■ Problem: Pictures do not belong in the copy. Write out exactly the lines from the one containing "Enumerate this screenshot's" through the end of the data.
== Material to process
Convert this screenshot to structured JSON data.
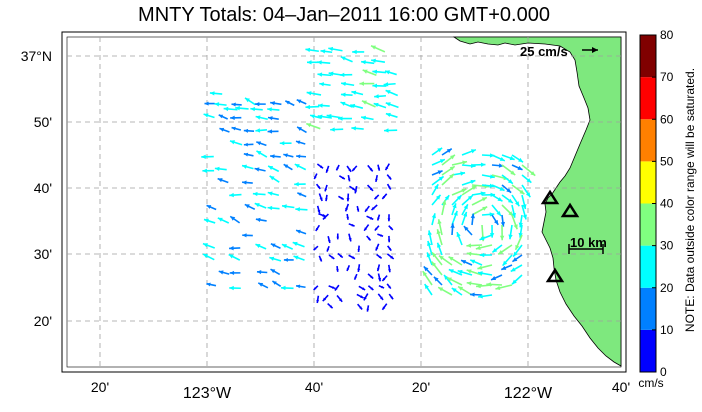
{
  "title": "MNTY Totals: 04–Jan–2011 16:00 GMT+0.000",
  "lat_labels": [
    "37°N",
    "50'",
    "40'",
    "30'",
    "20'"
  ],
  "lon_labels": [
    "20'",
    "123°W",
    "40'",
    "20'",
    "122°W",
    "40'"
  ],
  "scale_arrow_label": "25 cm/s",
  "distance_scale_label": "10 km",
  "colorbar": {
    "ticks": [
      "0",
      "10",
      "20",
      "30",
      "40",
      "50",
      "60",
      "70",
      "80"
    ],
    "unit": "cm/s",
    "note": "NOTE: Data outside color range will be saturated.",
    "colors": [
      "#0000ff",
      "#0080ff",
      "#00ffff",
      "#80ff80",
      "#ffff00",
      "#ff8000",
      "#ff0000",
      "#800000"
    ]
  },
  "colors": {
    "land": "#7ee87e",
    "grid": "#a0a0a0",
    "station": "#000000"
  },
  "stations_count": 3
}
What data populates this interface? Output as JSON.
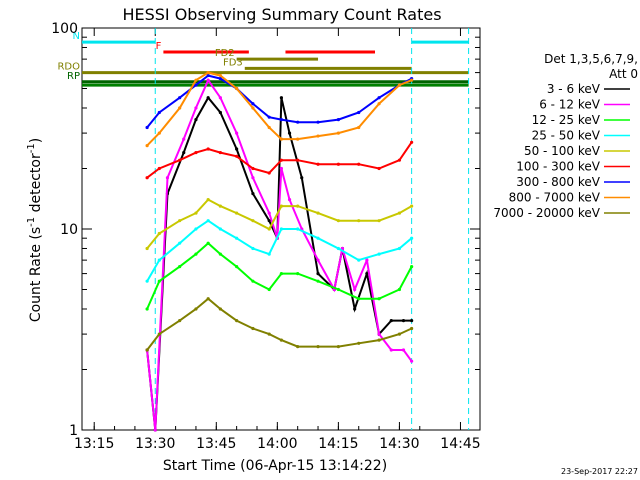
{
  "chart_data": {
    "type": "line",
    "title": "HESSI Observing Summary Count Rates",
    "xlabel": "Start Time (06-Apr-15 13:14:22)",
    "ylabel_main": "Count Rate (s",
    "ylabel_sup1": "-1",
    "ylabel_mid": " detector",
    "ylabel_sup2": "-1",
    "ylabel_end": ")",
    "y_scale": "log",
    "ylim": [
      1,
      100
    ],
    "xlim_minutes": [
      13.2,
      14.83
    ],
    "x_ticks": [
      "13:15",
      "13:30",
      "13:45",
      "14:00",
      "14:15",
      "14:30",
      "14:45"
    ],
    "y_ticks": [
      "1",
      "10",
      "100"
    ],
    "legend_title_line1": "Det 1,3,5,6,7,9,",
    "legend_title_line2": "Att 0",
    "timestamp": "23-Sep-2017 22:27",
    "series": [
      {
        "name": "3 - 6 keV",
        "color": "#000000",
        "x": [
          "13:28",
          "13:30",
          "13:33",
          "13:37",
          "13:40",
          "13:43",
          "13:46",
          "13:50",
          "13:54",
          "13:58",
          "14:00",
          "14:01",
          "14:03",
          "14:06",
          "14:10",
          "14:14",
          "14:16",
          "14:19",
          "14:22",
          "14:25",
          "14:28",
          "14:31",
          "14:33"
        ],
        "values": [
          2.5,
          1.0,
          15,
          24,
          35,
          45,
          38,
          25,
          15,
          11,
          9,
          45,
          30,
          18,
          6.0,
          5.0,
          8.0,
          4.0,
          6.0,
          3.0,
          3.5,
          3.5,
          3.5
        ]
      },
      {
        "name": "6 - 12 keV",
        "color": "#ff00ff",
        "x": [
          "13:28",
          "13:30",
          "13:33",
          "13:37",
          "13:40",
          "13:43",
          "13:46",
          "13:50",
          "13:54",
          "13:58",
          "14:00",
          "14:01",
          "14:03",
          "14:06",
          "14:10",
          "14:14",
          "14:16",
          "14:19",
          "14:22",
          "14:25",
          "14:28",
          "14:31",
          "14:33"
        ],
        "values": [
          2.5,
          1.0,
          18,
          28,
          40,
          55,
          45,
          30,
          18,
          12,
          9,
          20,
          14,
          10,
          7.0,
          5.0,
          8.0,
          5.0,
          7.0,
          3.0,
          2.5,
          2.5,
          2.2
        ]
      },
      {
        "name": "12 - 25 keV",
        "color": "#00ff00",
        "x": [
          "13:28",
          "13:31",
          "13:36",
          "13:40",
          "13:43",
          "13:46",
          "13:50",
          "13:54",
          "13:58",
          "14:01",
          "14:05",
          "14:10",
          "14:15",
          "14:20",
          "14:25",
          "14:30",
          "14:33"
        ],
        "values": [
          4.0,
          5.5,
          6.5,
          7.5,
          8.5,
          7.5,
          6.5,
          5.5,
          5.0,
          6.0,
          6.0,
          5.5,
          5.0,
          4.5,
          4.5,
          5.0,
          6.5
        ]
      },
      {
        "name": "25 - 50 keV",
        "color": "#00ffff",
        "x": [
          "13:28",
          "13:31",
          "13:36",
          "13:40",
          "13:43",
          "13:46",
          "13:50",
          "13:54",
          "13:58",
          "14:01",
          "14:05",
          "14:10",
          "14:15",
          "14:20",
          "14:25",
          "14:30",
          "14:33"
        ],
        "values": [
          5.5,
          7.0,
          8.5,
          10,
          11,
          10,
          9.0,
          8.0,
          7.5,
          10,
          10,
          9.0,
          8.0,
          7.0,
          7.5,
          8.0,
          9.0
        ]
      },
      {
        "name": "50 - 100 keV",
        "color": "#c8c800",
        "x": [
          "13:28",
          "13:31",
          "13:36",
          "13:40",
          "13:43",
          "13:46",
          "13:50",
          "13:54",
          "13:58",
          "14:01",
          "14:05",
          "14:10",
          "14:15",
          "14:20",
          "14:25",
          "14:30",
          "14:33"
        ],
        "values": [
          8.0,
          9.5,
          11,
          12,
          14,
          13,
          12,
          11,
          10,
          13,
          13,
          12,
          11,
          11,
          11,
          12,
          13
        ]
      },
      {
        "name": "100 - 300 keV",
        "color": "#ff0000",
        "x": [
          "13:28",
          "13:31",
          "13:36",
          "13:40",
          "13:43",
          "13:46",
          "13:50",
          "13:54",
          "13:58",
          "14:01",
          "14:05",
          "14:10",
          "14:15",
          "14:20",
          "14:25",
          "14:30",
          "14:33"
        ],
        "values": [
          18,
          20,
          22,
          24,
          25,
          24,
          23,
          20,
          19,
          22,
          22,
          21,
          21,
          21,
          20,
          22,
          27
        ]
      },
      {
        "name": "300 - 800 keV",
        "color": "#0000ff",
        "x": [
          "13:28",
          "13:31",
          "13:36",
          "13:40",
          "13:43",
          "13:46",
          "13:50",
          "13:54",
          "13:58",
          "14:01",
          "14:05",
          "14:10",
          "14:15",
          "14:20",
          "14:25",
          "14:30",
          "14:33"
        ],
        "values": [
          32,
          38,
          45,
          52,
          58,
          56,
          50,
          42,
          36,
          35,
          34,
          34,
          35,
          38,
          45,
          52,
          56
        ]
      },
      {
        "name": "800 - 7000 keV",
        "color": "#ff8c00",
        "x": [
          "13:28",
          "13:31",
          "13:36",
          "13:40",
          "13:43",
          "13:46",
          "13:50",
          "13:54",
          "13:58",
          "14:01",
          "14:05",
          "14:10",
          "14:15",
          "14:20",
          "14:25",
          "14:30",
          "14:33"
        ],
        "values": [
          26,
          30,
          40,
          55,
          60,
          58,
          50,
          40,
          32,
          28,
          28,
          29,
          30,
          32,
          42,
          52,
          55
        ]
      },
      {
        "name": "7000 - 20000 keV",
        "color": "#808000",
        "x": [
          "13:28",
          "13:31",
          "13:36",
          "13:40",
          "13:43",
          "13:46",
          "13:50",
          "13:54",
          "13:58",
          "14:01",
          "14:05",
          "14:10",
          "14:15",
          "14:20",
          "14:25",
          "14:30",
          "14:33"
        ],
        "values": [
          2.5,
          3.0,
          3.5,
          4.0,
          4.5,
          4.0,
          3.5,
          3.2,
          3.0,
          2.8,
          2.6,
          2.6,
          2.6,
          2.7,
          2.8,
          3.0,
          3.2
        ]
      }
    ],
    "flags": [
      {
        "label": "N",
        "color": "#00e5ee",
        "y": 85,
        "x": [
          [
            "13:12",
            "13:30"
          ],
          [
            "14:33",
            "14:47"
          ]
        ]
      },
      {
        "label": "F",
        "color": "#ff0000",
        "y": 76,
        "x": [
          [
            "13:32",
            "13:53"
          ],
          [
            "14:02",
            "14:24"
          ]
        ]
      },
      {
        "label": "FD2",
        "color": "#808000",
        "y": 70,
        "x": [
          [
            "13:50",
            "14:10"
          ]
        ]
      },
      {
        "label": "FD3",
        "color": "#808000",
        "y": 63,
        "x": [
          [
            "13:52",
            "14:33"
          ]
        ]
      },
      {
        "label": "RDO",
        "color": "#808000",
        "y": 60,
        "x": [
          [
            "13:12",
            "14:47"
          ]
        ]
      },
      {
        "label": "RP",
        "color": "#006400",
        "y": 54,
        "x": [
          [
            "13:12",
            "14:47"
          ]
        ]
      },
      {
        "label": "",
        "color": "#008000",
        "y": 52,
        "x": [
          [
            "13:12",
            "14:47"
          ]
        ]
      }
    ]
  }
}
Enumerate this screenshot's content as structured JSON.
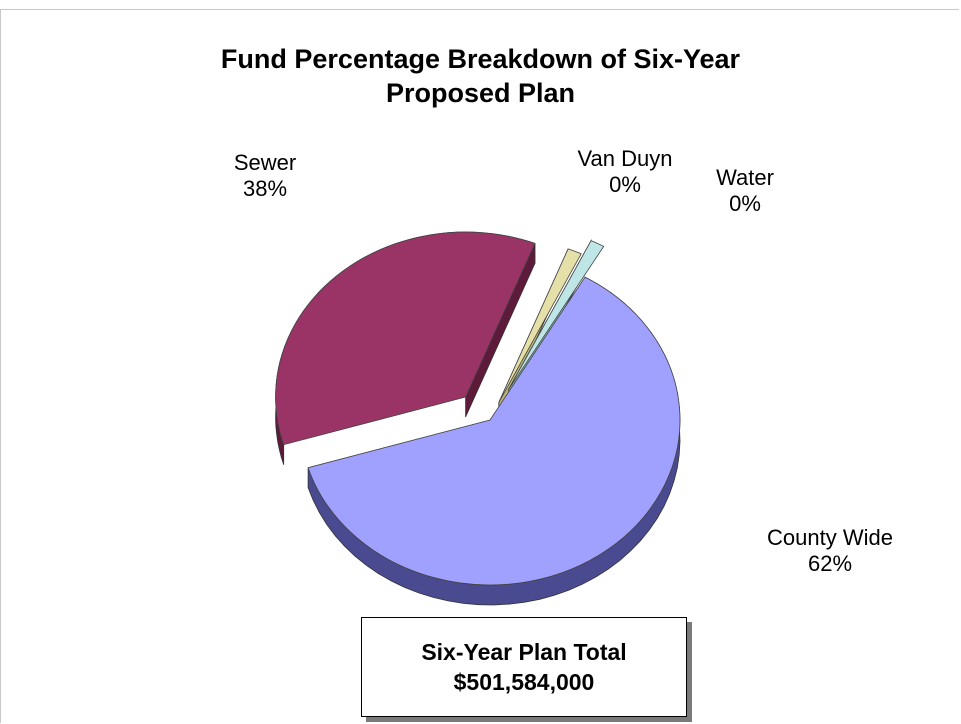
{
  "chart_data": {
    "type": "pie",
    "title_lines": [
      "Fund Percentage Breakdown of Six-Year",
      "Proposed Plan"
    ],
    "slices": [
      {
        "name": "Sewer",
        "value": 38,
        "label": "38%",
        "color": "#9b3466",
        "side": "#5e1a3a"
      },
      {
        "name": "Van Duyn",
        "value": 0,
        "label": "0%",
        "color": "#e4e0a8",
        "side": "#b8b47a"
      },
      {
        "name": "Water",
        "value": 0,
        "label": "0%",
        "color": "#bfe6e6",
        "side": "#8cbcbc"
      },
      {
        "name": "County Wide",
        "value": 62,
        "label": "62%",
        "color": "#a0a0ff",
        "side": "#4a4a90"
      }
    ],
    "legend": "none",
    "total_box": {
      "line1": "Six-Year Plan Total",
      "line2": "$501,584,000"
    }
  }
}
====
■ The answer:
Enumerate this screenshot's content as structured JSON.
{
  "chart_data": {
    "type": "pie",
    "title_lines": [
      "Fund Percentage Breakdown of Six-Year",
      "Proposed Plan"
    ],
    "slices": [
      {
        "name": "Sewer",
        "value": 38,
        "label": "38%",
        "color": "#9b3466",
        "side": "#5e1a3a"
      },
      {
        "name": "Van Duyn",
        "value": 0,
        "label": "0%",
        "color": "#e4e0a8",
        "side": "#b8b47a"
      },
      {
        "name": "Water",
        "value": 0,
        "label": "0%",
        "color": "#bfe6e6",
        "side": "#8cbcbc"
      },
      {
        "name": "County Wide",
        "value": 62,
        "label": "62%",
        "color": "#a0a0ff",
        "side": "#4a4a90"
      }
    ],
    "legend": "none",
    "total_box": {
      "line1": "Six-Year Plan Total",
      "line2": "$501,584,000"
    }
  }
}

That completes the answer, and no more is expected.